Below are records to transcribe exactly, without their pictures.

#####

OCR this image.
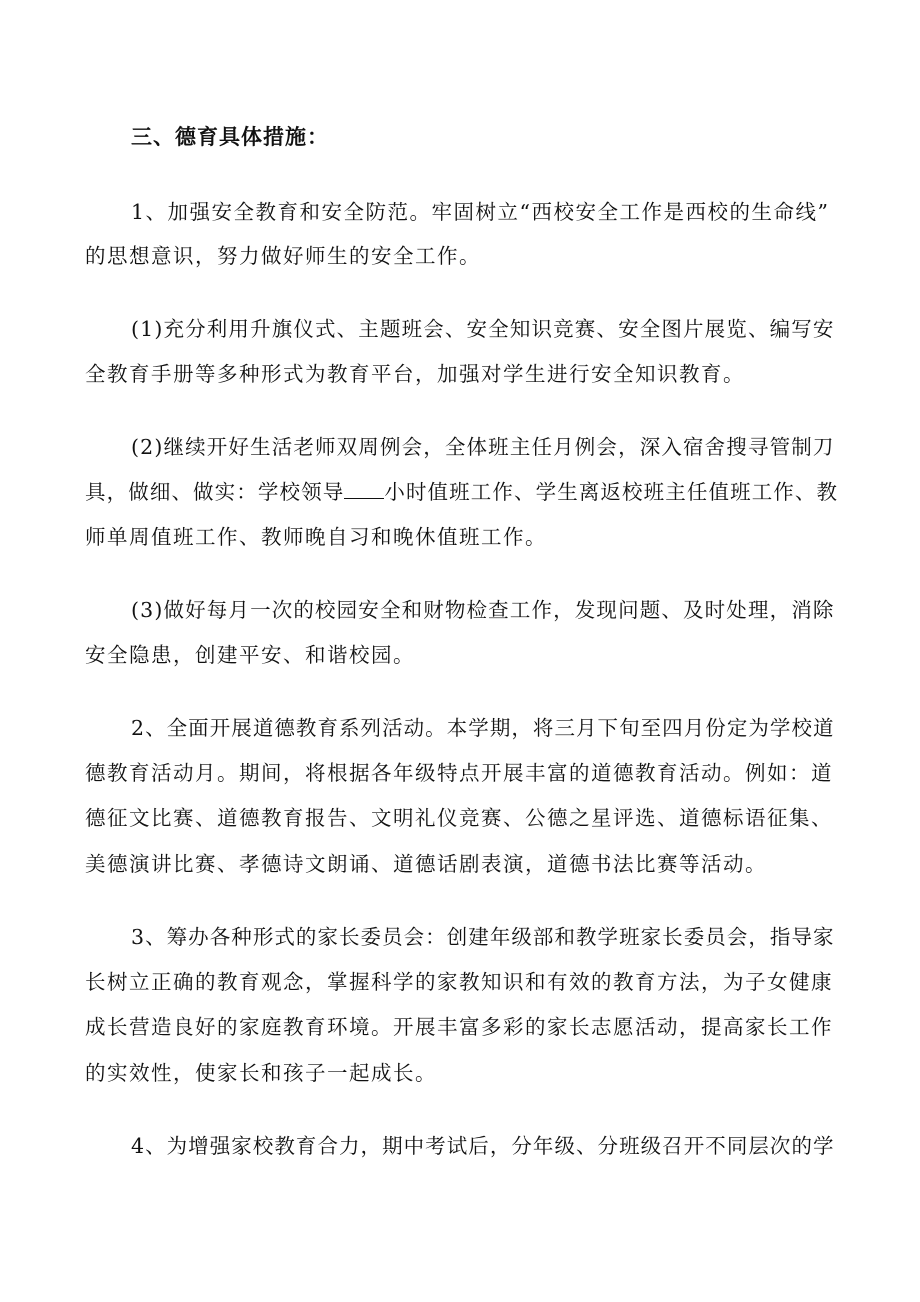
三、德育具体措施：
1、加强安全教育和安全防范。牢固树立“西校安全工作是西校的生命线”
的思想意识，努力做好师生的安全工作。
(1)充分利用升旗仪式、主题班会、安全知识竞赛、安全图片展览、编写安
全教育手册等多种形式为教育平台，加强对学生进行安全知识教育。
(2)继续开好生活老师双周例会，全体班主任月例会，深入宿舍搜寻管制刀
具，做细、做实：学校领导 小时值班工作、学生离返校班主任值班工作、教
师单周值班工作、教师晚自习和晚休值班工作。
(3)做好每月一次的校园安全和财物检查工作，发现问题、及时处理，消除
安全隐患，创建平安、和谐校园。
2、全面开展道德教育系列活动。本学期，将三月下旬至四月份定为学校道
德教育活动月。期间，将根据各年级特点开展丰富的道德教育活动。例如：道
德征文比赛、道德教育报告、文明礼仪竞赛、公德之星评选、道德标语征集、
美德演讲比赛、孝德诗文朗诵、道德话剧表演，道德书法比赛等活动。
3、筹办各种形式的家长委员会：创建年级部和教学班家长委员会，指导家
长树立正确的教育观念，掌握科学的家教知识和有效的教育方法，为子女健康
成长营造良好的家庭教育环境。开展丰富多彩的家长志愿活动，提高家长工作
的实效性，使家长和孩子一起成长。
4、为增强家校教育合力，期中考试后，分年级、分班级召开不同层次的学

#####

## Right answer:
OCR this image.
三、德育具体措施：
1、加强安全教育和安全防范。牢固树立“西校安全工作是西校的生命线”
的思想意识，努力做好师生的安全工作。
(1)充分利用升旗仪式、主题班会、安全知识竞赛、安全图片展览、编写安
全教育手册等多种形式为教育平台，加强对学生进行安全知识教育。
(2)继续开好生活老师双周例会，全体班主任月例会，深入宿舍搜寻管制刀
具，做细、做实：学校领导 小时值班工作、学生离返校班主任值班工作、教
师单周值班工作、教师晚自习和晚休值班工作。
(3)做好每月一次的校园安全和财物检查工作，发现问题、及时处理，消除
安全隐患，创建平安、和谐校园。
2、全面开展道德教育系列活动。本学期，将三月下旬至四月份定为学校道
德教育活动月。期间，将根据各年级特点开展丰富的道德教育活动。例如：道
德征文比赛、道德教育报告、文明礼仪竞赛、公德之星评选、道德标语征集、
美德演讲比赛、孝德诗文朗诵、道德话剧表演，道德书法比赛等活动。
3、筹办各种形式的家长委员会：创建年级部和教学班家长委员会，指导家
长树立正确的教育观念，掌握科学的家教知识和有效的教育方法，为子女健康
成长营造良好的家庭教育环境。开展丰富多彩的家长志愿活动，提高家长工作
的实效性，使家长和孩子一起成长。
4、为增强家校教育合力，期中考试后，分年级、分班级召开不同层次的学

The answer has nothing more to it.